**Requirements:**
Repeat the listing from its first line down through the line containing "In FIG. 11, the annular", word for word. Include both of those lines and nothing after them.

(Stored entries)

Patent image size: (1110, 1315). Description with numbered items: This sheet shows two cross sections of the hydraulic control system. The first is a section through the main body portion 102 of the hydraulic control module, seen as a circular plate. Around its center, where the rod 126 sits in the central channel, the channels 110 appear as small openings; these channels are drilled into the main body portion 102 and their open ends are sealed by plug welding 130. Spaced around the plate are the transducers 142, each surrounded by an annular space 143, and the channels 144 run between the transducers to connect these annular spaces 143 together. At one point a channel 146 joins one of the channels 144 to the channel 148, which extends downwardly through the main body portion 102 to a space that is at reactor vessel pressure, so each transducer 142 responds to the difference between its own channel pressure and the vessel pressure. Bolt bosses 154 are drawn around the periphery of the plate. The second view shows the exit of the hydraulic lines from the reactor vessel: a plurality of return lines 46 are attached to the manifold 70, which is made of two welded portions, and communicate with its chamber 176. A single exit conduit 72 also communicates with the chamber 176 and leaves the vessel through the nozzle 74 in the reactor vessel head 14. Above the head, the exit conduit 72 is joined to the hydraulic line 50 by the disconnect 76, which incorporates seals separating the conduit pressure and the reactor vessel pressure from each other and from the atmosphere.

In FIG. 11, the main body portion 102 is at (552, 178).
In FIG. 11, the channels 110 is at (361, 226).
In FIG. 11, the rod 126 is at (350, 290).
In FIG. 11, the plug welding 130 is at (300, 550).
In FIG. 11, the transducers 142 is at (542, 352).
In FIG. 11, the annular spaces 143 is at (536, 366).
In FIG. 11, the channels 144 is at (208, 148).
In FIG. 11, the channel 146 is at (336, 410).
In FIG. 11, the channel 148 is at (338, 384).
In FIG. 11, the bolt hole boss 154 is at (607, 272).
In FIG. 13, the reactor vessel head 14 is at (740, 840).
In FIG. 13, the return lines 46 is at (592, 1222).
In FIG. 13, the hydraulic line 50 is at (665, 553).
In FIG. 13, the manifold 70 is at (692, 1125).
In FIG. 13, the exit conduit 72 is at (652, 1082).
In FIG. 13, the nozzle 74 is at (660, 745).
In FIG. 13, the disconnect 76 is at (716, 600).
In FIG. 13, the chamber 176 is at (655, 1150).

**Solution:**
Patent image size: (1110, 1315). Description with numbered items: This sheet shows two cross sections of the hydraulic control system. The first is a section through the main body portion 102 of the hydraulic control module, seen as a circular plate. Around its center, where the rod 126 sits in the central channel, the channels 110 appear as small openings; these channels are drilled into the main body portion 102 and their open ends are sealed by plug welding 130. Spaced around the plate are the transducers 142, each surrounded by an annular space 143, and the channels 144 run between the transducers to connect these annular spaces 143 together. At one point a channel 146 joins one of the channels 144 to the channel 148, which extends downwardly through the main body portion 102 to a space that is at reactor vessel pressure, so each transducer 142 responds to the difference between its own channel pressure and the vessel pressure. Bolt bosses 154 are drawn around the periphery of the plate. The second view shows the exit of the hydraulic lines from the reactor vessel: a plurality of return lines 46 are attached to the manifold 70, which is made of two welded portions, and communicate with its chamber 176. A single exit conduit 72 also communicates with the chamber 176 and leaves the vessel through the nozzle 74 in the reactor vessel head 14. Above the head, the exit conduit 72 is joined to the hydraulic line 50 by the disconnect 76, which incorporates seals separating the conduit pressure and the reactor vessel pressure from each other and from the atmosphere.

In FIG. 11, the main body portion 102 is at (552, 178).
In FIG. 11, the channels 110 is at (361, 226).
In FIG. 11, the rod 126 is at (350, 290).
In FIG. 11, the plug welding 130 is at (300, 550).
In FIG. 11, the transducers 142 is at (542, 352).
In FIG. 11, the annular spaces 143 is at (536, 366).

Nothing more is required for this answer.